>>>
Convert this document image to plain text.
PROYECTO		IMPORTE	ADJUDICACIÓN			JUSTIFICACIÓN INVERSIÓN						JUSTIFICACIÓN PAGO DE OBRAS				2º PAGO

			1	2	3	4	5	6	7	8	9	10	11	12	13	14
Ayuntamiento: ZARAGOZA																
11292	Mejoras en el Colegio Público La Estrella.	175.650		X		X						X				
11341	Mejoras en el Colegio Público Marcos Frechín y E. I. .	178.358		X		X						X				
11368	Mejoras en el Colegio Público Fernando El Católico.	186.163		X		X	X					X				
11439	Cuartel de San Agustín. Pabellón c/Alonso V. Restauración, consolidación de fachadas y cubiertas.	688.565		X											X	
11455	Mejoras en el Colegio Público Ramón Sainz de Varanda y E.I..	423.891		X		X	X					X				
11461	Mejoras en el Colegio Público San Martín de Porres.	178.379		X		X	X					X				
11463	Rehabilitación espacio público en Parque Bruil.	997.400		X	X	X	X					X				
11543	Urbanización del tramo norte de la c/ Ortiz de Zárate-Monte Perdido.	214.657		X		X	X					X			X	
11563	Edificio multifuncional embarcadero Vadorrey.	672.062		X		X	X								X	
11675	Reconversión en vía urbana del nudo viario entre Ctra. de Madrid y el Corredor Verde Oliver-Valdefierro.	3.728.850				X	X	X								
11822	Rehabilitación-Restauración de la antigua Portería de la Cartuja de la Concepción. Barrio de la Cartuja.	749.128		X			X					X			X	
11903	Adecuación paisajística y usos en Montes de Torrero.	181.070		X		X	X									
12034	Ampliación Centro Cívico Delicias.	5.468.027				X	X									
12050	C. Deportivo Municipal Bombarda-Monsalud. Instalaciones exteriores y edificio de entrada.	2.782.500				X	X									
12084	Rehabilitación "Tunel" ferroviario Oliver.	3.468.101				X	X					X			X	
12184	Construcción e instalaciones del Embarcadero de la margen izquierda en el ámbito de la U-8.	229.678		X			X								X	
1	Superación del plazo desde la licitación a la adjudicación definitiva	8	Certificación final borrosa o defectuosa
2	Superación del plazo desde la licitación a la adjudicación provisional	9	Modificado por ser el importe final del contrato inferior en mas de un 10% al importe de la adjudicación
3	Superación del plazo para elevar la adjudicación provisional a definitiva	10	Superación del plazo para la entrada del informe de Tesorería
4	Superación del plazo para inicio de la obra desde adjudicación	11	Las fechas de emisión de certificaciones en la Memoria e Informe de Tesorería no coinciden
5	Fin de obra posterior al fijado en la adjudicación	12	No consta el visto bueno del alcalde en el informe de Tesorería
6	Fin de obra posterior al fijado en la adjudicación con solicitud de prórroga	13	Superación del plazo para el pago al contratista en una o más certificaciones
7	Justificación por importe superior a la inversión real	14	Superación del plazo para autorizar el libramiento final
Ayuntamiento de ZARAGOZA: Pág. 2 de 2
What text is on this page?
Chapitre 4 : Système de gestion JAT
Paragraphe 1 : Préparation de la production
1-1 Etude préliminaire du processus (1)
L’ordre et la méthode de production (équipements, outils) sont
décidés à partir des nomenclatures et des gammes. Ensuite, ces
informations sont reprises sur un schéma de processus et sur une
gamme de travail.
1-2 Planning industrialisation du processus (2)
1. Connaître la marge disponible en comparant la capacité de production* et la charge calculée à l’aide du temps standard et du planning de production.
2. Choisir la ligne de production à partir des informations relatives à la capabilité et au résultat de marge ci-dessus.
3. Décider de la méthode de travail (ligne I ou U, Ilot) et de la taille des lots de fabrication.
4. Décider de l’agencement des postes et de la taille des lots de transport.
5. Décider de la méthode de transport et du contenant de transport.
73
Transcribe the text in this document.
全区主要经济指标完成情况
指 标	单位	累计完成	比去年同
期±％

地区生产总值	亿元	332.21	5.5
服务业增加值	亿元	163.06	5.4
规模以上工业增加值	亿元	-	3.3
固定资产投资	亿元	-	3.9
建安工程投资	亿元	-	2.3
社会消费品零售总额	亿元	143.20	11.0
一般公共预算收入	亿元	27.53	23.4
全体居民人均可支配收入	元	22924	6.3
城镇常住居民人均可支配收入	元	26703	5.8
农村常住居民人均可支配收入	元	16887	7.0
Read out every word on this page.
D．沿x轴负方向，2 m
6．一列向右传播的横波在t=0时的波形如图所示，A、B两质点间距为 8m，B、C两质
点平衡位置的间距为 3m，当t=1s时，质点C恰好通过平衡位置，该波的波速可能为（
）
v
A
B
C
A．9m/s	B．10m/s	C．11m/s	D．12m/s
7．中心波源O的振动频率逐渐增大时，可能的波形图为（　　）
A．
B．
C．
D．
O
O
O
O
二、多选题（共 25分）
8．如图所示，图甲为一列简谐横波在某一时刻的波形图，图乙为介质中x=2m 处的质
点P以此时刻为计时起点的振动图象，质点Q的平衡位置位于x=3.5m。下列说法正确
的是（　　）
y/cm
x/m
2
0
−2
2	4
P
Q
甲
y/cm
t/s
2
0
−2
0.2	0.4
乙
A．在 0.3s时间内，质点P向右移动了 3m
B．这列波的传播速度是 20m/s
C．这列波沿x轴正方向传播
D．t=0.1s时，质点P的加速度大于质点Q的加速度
<<<
### What is required
Write out, word for word, every line from the one containing "Transcribe the text in this document." through the last line of the records above.

### Written answer
Transcribe the text in this document.
全区主要经济指标完成情况
指 标	单位	累计完成	比去年同
期±％

地区生产总值	亿元	332.21	5.5
服务业增加值	亿元	163.06	5.4
规模以上工业增加值	亿元	-	3.3
固定资产投资	亿元	-	3.9
建安工程投资	亿元	-	2.3
社会消费品零售总额	亿元	143.20	11.0
一般公共预算收入	亿元	27.53	23.4
全体居民人均可支配收入	元	22924	6.3
城镇常住居民人均可支配收入	元	26703	5.8
农村常住居民人均可支配收入	元	16887	7.0
Read out every word on this page.
D．沿x轴负方向，2 m
6．一列向右传播的横波在t=0时的波形如图所示，A、B两质点间距为 8m，B、C两质
点平衡位置的间距为 3m，当t=1s时，质点C恰好通过平衡位置，该波的波速可能为（
）
v
A
B
C
A．9m/s	B．10m/s	C．11m/s	D．12m/s
7．中心波源O的振动频率逐渐增大时，可能的波形图为（　　）
A．
B．
C．
D．
O
O
O
O
二、多选题（共 25分）
8．如图所示，图甲为一列简谐横波在某一时刻的波形图，图乙为介质中x=2m 处的质
点P以此时刻为计时起点的振动图象，质点Q的平衡位置位于x=3.5m。下列说法正确
的是（　　）
y/cm
x/m
2
0
−2
2	4
P
Q
甲
y/cm
t/s
2
0
−2
0.2	0.4
乙
A．在 0.3s时间内，质点P向右移动了 3m
B．这列波的传播速度是 20m/s
C．这列波沿x轴正方向传播
D．t=0.1s时，质点P的加速度大于质点Q的加速度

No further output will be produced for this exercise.